TASK DIRECTIONS:
What is the number of lines holding the word "Волшебной"? Give that number alone.

Data extracted from a collection:
════════════════
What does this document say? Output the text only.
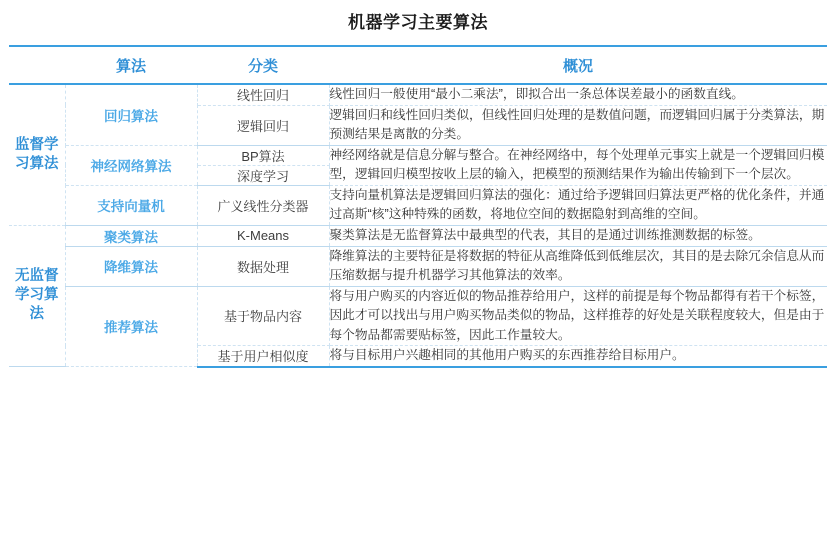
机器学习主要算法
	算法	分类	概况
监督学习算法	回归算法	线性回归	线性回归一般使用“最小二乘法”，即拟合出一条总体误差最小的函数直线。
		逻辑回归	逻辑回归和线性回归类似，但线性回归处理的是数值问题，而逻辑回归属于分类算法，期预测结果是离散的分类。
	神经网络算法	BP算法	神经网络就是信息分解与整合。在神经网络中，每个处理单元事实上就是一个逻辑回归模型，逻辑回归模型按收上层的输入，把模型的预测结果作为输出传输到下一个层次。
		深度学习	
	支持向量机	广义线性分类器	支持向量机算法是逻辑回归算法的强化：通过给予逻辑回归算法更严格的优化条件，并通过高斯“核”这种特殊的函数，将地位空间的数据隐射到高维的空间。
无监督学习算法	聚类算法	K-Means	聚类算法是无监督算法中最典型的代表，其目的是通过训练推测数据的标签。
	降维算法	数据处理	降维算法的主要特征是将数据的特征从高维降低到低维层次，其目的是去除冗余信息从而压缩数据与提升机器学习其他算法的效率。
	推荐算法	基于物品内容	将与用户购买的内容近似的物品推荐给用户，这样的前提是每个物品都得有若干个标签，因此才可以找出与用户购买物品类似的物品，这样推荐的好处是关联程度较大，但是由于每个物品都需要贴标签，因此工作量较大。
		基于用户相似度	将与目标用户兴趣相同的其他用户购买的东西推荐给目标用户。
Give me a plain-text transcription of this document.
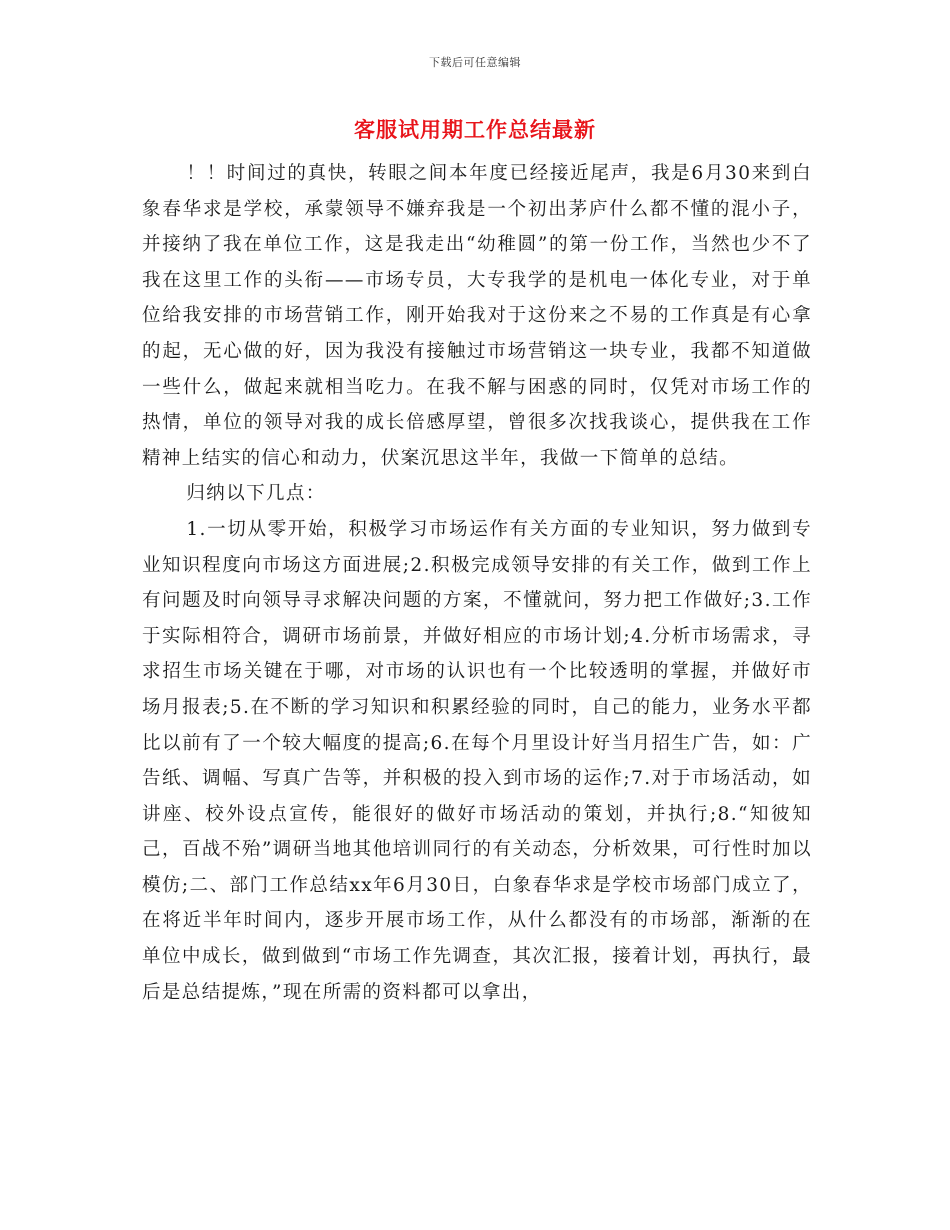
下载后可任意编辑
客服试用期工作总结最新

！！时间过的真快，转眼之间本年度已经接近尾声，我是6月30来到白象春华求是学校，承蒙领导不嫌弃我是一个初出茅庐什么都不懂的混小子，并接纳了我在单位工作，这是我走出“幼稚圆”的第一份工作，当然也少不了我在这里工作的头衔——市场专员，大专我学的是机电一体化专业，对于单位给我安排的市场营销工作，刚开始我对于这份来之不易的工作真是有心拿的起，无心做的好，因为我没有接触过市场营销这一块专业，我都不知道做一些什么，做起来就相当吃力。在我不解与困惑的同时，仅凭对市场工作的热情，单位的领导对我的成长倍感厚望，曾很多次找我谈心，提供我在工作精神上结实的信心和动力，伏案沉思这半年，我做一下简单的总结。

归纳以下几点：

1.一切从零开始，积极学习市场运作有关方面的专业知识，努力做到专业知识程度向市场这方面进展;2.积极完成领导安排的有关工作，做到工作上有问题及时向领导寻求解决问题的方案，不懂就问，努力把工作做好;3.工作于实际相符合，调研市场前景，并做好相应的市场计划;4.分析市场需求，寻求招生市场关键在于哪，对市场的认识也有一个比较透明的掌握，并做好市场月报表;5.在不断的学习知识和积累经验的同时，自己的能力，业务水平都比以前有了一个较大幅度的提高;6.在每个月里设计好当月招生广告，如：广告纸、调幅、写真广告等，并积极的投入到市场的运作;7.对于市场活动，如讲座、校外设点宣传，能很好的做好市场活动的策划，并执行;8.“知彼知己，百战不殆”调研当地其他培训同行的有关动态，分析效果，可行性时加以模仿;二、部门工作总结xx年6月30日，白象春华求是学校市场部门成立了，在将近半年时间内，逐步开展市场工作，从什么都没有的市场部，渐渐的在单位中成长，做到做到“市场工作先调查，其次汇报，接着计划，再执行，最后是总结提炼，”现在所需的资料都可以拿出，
════════════════
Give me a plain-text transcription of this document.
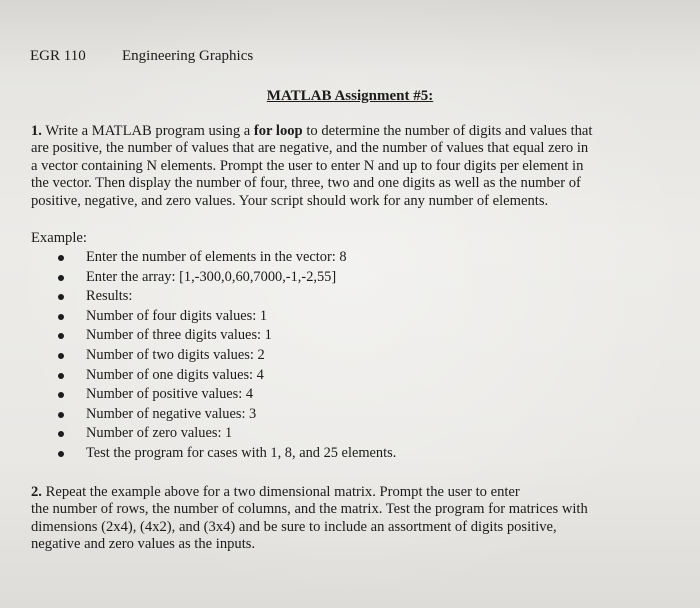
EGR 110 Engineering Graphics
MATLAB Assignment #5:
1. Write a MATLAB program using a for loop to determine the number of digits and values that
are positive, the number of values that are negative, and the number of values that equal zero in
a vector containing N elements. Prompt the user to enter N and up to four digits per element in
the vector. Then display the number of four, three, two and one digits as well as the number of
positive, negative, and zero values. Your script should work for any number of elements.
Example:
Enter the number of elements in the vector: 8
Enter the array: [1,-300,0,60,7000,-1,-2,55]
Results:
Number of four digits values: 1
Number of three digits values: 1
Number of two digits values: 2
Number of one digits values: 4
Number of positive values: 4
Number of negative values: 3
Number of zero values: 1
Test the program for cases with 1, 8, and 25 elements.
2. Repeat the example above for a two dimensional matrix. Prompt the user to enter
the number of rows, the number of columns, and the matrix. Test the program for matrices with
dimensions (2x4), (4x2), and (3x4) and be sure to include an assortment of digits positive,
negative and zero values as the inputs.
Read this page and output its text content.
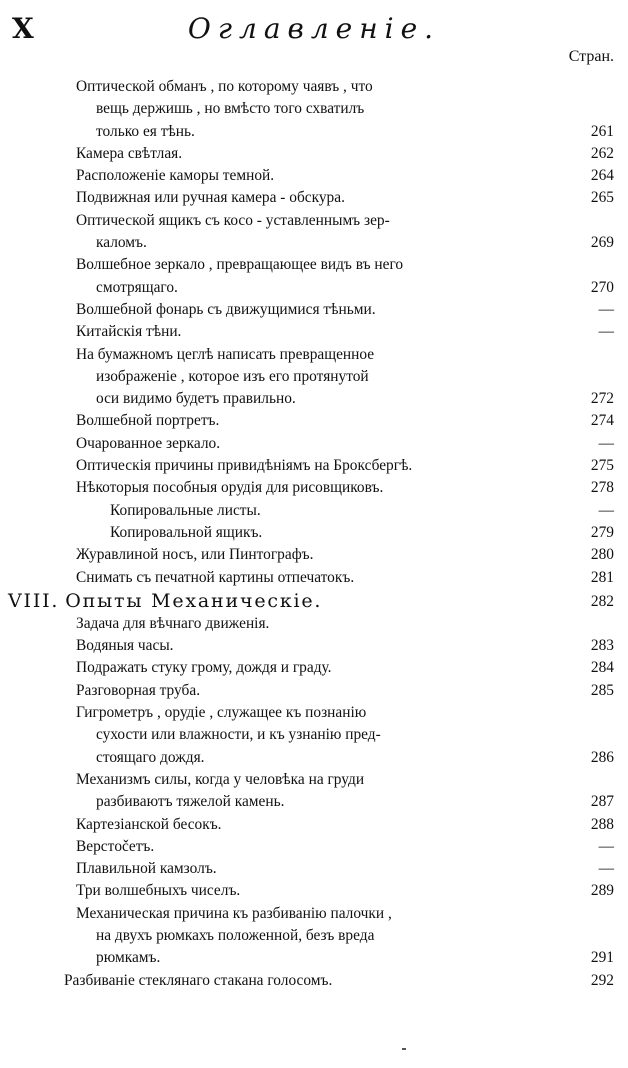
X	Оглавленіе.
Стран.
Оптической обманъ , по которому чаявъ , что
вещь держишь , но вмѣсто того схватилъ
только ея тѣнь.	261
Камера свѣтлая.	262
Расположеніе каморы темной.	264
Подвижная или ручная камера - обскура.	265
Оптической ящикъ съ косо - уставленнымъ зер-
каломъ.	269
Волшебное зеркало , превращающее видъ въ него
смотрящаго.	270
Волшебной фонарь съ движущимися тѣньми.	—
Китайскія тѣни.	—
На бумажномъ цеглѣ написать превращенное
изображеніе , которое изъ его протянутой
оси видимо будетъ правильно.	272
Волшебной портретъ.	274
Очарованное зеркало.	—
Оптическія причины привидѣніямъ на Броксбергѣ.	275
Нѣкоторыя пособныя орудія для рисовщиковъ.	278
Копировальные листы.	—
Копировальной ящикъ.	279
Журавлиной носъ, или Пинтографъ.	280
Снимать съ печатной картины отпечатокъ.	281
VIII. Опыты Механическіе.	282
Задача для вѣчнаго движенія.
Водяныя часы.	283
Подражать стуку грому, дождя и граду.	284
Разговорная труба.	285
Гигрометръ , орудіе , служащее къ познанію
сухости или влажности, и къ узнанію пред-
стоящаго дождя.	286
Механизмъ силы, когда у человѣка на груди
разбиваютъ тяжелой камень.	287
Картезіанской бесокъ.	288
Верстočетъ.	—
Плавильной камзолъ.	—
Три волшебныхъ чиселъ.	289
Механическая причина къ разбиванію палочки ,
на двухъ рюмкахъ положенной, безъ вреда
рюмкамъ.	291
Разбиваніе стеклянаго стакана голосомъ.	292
════════════════
RESULT OF THIS EXERCISE:
2